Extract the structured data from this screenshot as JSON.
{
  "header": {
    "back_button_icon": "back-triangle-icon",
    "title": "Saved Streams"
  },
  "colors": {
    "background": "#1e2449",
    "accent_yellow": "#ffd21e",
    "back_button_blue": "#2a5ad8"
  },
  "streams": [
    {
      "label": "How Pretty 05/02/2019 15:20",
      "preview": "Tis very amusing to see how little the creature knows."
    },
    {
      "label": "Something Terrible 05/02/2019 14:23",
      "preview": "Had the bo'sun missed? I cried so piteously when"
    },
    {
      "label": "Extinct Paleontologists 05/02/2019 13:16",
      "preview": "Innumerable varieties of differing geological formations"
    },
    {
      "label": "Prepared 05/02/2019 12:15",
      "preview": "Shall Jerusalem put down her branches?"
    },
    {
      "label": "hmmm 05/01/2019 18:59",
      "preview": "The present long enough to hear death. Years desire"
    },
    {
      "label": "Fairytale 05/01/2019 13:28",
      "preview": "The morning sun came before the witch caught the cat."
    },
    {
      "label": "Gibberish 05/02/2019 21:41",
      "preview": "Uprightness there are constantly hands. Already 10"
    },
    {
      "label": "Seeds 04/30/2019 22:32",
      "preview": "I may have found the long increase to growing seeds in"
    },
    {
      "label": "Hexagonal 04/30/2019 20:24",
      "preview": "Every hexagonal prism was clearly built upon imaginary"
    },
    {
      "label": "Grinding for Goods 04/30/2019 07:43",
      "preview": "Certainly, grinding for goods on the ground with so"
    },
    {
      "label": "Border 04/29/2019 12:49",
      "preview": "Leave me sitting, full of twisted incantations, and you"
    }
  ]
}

____

**EXERCISE**
Copy every record exactly, with nothing added or dropped.

**RESPONSE TO THIS TASK**
Extract the structured data from this screenshot as JSON.
{
  "header": {
    "back_button_icon": "back-triangle-icon",
    "title": "Saved Streams"
  },
  "colors": {
    "background": "#1e2449",
    "accent_yellow": "#ffd21e",
    "back_button_blue": "#2a5ad8"
  },
  "streams": [
    {
      "label": "How Pretty 05/02/2019 15:20",
      "preview": "Tis very amusing to see how little the creature knows."
    },
    {
      "label": "Something Terrible 05/02/2019 14:23",
      "preview": "Had the bo'sun missed? I cried so piteously when"
    },
    {
      "label": "Extinct Paleontologists 05/02/2019 13:16",
      "preview": "Innumerable varieties of differing geological formations"
    },
    {
      "label": "Prepared 05/02/2019 12:15",
      "preview": "Shall Jerusalem put down her branches?"
    },
    {
      "label": "hmmm 05/01/2019 18:59",
      "preview": "The present long enough to hear death. Years desire"
    },
    {
      "label": "Fairytale 05/01/2019 13:28",
      "preview": "The morning sun came before the witch caught the cat."
    },
    {
      "label": "Gibberish 05/02/2019 21:41",
      "preview": "Uprightness there are constantly hands. Already 10"
    },
    {
      "label": "Seeds 04/30/2019 22:32",
      "preview": "I may have found the long increase to growing seeds in"
    },
    {
      "label": "Hexagonal 04/30/2019 20:24",
      "preview": "Every hexagonal prism was clearly built upon imaginary"
    },
    {
      "label": "Grinding for Goods 04/30/2019 07:43",
      "preview": "Certainly, grinding for goods on the ground with so"
    },
    {
      "label": "Border 04/29/2019 12:49",
      "preview": "Leave me sitting, full of twisted incantations, and you"
    }
  ]
}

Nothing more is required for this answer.